--- begin Data lines ---

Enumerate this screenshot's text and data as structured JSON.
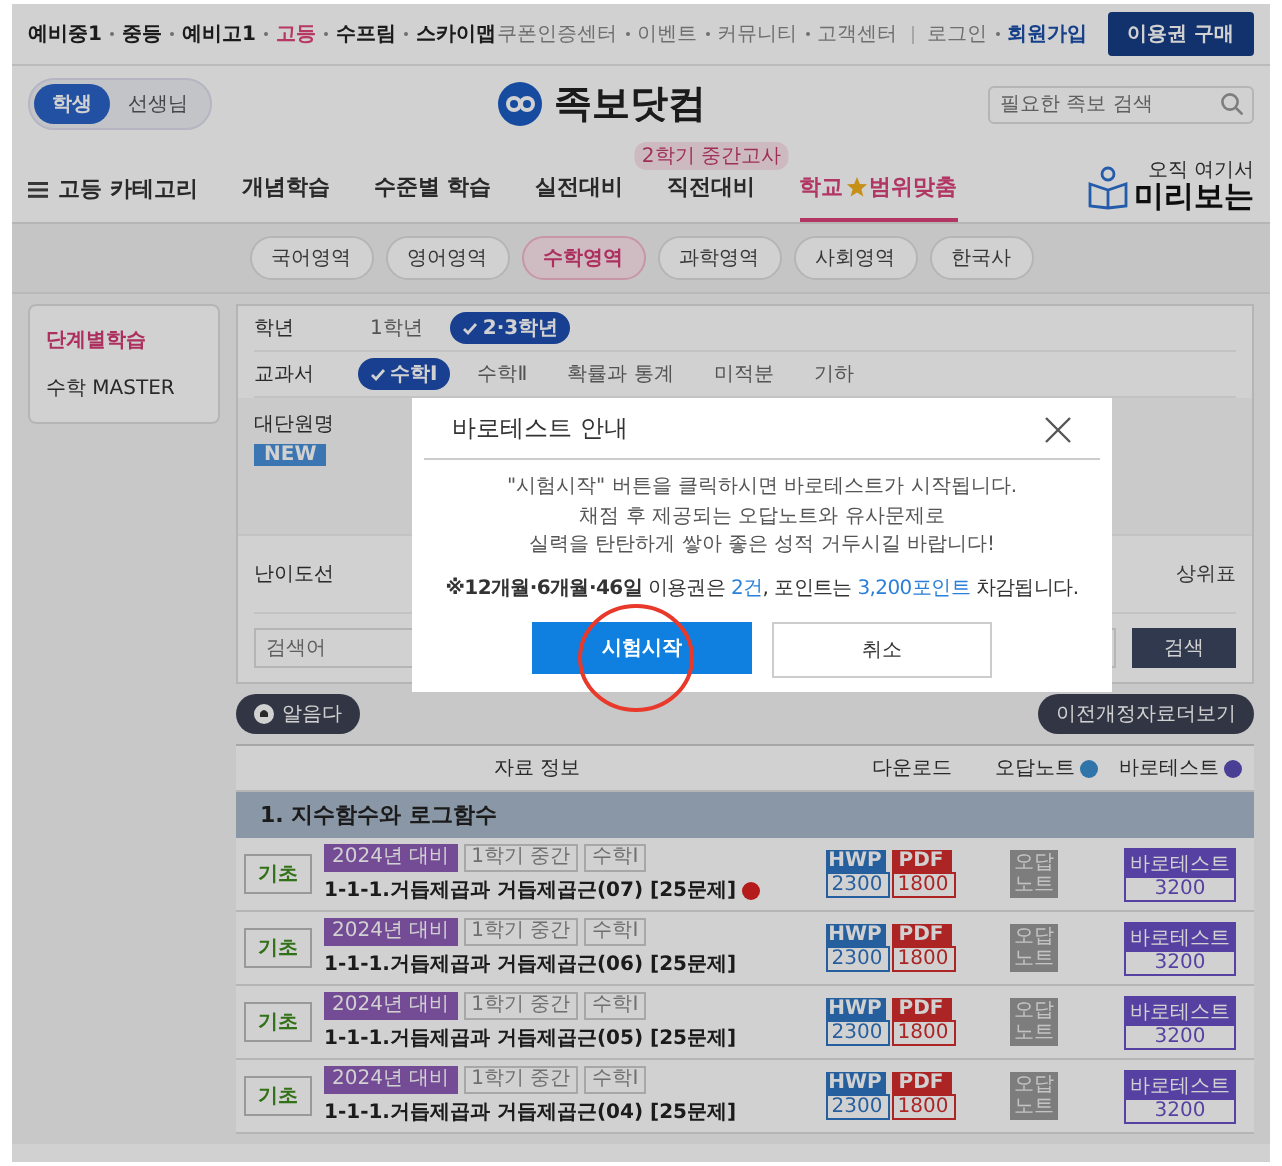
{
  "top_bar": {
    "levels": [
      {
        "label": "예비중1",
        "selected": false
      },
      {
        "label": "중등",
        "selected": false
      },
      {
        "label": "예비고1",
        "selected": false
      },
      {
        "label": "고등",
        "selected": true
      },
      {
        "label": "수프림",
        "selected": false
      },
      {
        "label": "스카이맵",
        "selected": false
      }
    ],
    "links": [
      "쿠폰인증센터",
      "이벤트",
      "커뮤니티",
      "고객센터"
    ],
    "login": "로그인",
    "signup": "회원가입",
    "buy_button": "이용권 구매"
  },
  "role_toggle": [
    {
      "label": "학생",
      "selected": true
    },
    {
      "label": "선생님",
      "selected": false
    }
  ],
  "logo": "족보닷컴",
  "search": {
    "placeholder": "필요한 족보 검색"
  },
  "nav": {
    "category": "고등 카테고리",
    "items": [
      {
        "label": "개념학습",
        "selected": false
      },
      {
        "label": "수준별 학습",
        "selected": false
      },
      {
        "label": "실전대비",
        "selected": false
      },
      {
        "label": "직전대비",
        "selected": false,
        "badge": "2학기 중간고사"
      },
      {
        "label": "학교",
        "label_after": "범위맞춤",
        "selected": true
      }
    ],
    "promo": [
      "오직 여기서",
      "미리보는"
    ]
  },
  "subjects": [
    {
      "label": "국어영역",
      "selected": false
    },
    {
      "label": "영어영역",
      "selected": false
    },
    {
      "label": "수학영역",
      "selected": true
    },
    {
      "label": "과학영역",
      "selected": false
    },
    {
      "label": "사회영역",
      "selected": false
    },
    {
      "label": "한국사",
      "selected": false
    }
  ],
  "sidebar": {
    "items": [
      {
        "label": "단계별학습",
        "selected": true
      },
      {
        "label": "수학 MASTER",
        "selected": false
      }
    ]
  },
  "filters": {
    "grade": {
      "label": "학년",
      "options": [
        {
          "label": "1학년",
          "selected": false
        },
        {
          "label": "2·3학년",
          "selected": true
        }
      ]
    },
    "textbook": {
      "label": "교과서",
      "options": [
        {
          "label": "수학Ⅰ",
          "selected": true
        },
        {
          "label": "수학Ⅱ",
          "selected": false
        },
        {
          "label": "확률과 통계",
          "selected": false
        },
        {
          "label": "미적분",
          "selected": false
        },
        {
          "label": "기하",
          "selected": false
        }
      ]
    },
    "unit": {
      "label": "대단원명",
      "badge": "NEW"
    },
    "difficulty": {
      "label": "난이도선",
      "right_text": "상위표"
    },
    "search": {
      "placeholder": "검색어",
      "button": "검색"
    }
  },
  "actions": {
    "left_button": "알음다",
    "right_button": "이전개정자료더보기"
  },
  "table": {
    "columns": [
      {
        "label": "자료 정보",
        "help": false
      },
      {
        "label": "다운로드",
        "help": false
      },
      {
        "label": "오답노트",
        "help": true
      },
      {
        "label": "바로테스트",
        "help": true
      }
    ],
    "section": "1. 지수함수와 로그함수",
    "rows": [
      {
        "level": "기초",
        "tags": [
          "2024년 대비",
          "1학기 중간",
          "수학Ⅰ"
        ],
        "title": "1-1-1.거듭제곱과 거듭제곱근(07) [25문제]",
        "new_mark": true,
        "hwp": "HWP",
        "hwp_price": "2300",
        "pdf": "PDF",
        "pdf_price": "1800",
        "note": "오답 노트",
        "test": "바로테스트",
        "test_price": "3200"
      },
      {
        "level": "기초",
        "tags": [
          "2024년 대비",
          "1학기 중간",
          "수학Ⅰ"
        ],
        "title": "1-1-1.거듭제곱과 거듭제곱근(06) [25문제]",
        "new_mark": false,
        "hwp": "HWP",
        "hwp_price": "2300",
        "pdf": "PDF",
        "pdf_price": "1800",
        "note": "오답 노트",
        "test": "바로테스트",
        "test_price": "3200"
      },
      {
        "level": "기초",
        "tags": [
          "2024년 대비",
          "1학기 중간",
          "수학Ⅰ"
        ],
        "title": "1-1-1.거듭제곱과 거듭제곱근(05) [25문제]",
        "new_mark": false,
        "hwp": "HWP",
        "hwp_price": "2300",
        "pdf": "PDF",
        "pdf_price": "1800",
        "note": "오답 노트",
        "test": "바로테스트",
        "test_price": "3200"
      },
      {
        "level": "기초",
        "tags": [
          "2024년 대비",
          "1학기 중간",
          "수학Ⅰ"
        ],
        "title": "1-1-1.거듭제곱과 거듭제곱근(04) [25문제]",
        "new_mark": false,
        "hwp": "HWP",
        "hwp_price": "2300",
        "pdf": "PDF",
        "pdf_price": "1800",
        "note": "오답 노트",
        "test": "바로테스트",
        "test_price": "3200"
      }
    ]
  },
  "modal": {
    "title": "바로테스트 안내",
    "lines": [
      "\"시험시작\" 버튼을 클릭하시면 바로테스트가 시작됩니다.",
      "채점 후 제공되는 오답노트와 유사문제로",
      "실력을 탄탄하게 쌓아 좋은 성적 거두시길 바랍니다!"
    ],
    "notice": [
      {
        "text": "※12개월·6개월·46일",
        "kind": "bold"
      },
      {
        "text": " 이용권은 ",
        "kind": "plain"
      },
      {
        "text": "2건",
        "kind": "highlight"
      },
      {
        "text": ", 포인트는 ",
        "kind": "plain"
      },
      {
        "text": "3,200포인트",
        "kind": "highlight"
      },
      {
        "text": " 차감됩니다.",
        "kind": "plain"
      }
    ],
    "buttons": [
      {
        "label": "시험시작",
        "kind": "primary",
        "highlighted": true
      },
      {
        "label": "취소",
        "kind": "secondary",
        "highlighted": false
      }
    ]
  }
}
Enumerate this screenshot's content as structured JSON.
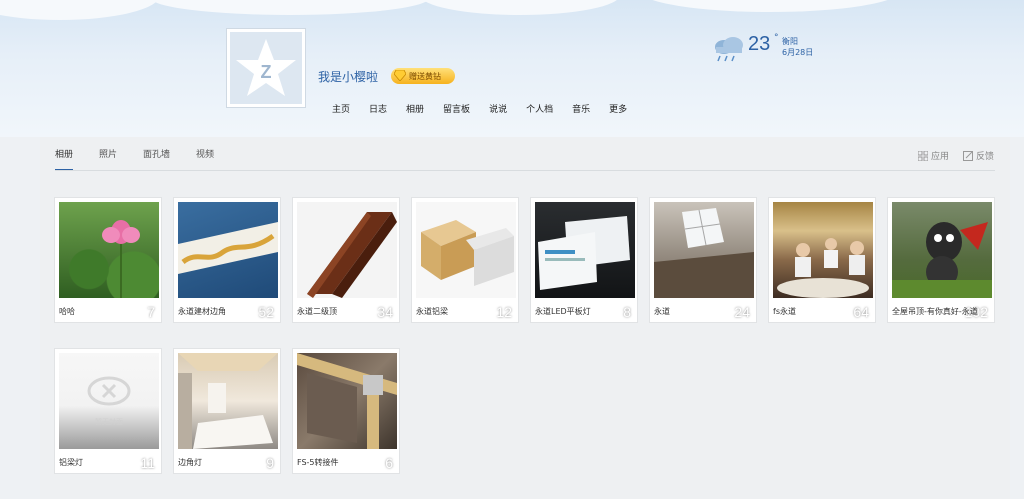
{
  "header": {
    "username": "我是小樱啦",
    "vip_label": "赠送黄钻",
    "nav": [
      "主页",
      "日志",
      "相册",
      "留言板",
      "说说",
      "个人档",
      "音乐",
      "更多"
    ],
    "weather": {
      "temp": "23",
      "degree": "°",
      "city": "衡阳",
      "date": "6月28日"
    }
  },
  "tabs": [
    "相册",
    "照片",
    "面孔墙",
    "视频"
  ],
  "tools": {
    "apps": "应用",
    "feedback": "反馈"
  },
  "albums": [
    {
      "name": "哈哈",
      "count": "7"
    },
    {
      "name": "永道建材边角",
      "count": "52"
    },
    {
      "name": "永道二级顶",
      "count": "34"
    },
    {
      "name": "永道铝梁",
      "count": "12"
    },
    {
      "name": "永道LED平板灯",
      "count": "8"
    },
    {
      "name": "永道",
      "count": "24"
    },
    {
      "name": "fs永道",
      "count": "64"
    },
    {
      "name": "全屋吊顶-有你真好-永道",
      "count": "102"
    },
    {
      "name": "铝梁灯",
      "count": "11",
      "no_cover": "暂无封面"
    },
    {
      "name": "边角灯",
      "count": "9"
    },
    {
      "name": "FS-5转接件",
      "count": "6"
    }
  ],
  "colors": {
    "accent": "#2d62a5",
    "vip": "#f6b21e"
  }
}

--- end Data lines ---
--- begin Data lines ---

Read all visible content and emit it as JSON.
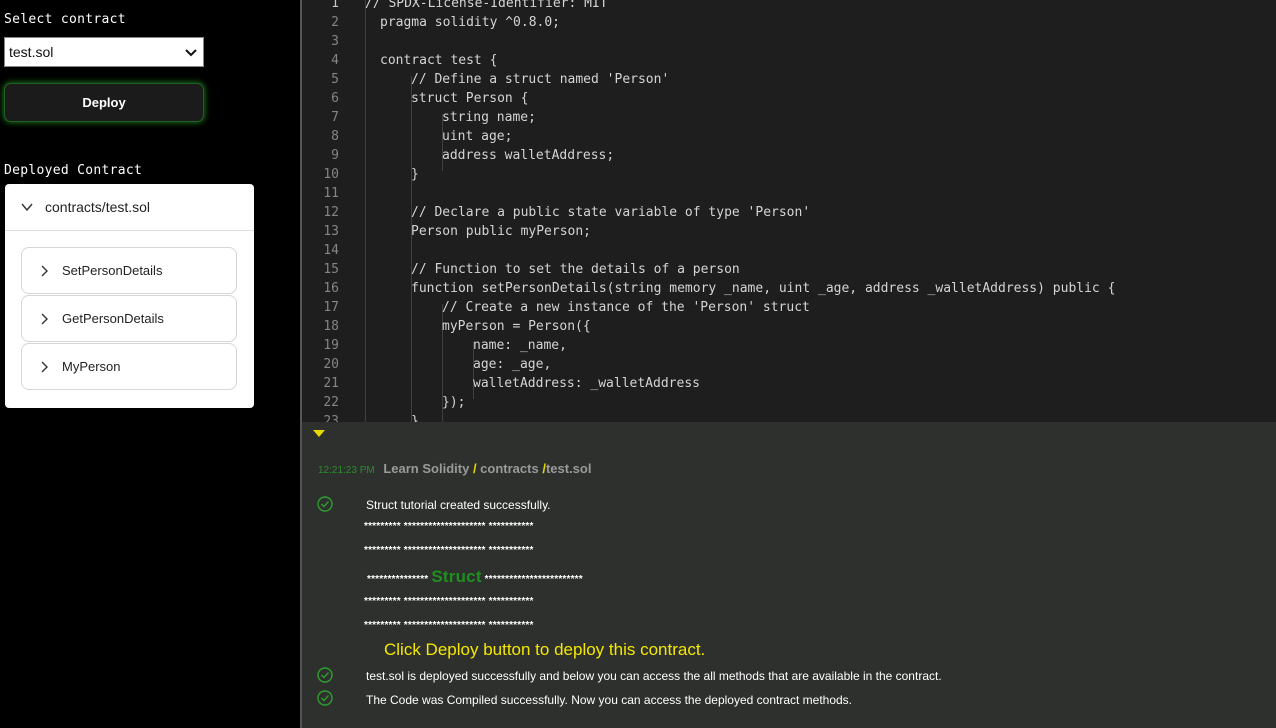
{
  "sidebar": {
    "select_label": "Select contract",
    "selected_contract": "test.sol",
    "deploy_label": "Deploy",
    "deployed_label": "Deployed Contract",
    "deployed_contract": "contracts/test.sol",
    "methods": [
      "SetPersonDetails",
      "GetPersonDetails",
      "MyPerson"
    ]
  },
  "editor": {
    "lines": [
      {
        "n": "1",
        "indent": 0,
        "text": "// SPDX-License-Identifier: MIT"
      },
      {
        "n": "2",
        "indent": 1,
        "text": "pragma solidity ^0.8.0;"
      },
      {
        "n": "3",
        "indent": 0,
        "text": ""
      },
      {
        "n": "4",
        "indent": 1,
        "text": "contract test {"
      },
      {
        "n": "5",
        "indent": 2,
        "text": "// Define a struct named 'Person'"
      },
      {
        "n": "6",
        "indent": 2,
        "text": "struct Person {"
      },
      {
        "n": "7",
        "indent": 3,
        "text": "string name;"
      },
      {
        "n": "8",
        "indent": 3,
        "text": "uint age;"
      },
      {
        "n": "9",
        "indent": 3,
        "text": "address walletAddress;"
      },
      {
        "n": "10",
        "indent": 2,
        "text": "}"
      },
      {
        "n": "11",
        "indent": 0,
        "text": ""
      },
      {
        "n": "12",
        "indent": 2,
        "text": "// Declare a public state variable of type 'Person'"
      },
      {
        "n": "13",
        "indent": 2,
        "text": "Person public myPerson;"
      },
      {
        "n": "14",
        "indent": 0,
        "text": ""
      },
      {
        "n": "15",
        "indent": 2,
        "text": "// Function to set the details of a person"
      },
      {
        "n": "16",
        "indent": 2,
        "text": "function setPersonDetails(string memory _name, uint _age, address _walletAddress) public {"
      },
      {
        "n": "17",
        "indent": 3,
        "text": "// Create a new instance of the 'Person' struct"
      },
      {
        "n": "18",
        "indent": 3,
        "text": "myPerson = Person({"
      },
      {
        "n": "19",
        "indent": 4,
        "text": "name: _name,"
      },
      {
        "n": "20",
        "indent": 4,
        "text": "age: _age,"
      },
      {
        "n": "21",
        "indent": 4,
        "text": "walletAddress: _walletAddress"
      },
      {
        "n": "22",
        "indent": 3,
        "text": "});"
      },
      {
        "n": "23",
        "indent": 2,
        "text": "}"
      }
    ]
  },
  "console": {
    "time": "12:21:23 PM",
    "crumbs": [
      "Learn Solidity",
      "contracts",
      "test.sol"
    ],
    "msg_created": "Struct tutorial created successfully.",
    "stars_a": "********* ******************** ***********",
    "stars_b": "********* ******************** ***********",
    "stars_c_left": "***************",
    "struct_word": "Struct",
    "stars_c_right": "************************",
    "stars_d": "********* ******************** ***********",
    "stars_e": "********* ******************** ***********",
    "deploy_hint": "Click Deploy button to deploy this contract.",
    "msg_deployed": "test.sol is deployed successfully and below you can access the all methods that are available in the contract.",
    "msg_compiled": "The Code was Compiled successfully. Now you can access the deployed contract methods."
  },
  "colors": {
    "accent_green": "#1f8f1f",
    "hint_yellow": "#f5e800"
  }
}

--- end Data lines ---

> **Directive**
Pick out the lines that include the word "Enumerate" and write them out.

> **Reply to the exercise**
Enumerate this screenshot's text and data as structured JSON.
Enumerate this screenshot's content as structured JSON.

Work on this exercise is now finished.